Stated task: Copy each line of the material below that includes the string "xlabel".

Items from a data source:
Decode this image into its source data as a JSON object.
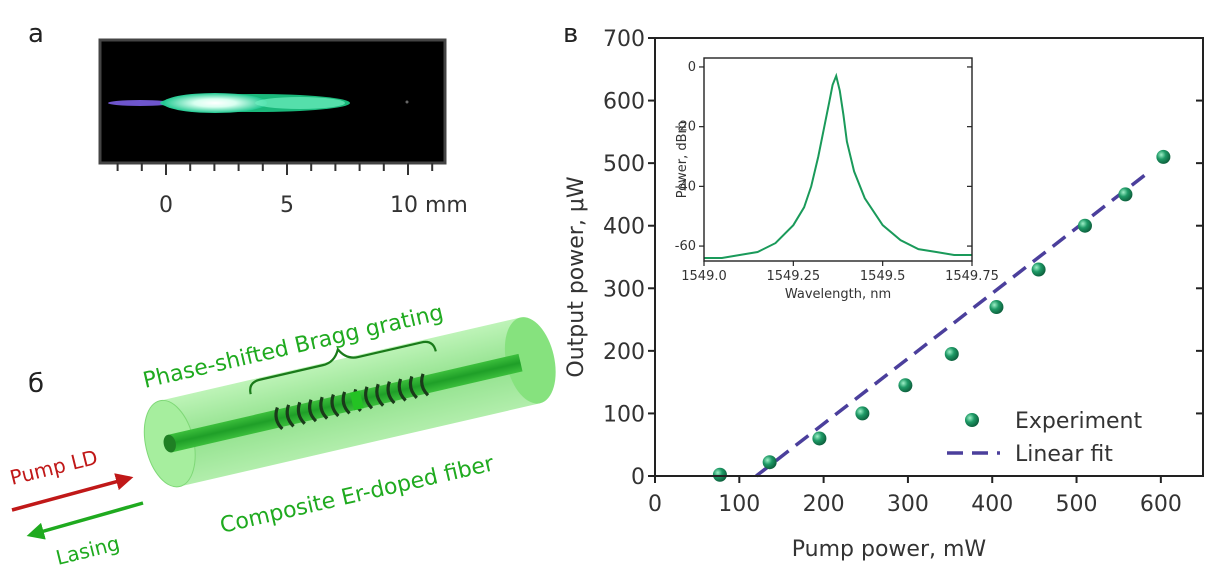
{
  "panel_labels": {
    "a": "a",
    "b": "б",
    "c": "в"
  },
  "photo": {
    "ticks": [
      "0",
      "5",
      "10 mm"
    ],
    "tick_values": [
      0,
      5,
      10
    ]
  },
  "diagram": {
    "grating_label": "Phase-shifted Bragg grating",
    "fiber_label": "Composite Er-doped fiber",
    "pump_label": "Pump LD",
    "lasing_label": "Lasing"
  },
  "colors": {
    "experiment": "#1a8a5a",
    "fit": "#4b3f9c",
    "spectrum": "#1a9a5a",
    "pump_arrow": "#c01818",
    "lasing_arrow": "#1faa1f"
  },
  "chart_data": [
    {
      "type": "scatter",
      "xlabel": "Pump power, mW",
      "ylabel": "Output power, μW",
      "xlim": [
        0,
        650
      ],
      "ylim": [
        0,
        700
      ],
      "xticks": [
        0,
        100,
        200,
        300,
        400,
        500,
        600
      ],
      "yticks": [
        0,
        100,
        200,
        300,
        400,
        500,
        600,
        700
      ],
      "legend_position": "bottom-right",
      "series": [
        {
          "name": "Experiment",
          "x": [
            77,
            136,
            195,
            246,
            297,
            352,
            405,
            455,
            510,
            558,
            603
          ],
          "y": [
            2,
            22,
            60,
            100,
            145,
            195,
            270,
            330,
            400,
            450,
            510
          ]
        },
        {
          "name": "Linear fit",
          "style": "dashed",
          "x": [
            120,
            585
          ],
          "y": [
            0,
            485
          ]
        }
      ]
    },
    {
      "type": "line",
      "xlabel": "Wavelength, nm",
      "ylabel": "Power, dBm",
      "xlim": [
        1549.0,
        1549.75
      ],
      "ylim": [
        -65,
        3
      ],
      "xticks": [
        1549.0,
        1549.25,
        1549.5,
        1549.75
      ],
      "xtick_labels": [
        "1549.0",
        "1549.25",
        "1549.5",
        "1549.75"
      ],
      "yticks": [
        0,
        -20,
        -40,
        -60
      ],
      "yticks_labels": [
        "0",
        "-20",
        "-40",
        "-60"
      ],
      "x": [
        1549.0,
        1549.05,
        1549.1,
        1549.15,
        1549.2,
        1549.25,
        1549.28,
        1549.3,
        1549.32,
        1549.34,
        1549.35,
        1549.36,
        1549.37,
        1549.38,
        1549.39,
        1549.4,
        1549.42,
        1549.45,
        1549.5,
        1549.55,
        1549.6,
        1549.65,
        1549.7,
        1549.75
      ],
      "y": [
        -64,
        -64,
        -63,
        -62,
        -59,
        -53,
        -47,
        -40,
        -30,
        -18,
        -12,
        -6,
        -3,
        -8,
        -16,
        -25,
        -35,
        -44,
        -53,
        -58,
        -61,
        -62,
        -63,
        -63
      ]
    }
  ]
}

Written solution:
      "xlabel": "Pump power, mW",
      "xlabel": "Wavelength, nm",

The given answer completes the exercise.